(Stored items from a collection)
# # #
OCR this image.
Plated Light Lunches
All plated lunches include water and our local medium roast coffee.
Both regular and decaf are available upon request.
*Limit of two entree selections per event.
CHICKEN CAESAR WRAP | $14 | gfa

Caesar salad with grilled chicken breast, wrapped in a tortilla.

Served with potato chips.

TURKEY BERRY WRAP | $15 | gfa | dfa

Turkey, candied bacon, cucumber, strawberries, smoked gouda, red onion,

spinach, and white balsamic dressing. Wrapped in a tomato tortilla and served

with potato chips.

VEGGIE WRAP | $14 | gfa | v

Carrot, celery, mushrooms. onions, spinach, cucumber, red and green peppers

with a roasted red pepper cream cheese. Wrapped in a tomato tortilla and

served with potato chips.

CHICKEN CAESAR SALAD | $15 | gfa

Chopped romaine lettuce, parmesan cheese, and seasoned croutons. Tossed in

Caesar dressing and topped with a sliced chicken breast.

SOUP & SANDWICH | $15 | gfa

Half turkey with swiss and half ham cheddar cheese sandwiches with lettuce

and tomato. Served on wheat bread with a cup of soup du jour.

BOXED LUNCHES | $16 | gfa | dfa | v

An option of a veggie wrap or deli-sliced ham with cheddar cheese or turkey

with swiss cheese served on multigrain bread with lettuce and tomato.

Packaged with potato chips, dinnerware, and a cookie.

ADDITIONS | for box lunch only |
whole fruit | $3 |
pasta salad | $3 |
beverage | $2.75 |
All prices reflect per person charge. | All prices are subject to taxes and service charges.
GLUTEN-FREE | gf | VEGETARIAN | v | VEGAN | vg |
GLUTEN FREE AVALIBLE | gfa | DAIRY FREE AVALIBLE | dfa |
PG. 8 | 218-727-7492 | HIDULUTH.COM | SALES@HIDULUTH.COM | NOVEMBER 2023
# # #
▸ **Exercise requirements**: Work through the records line by line and tally those holding "dressing". Reply with the number alone.

▸ **Exercise solution**: 2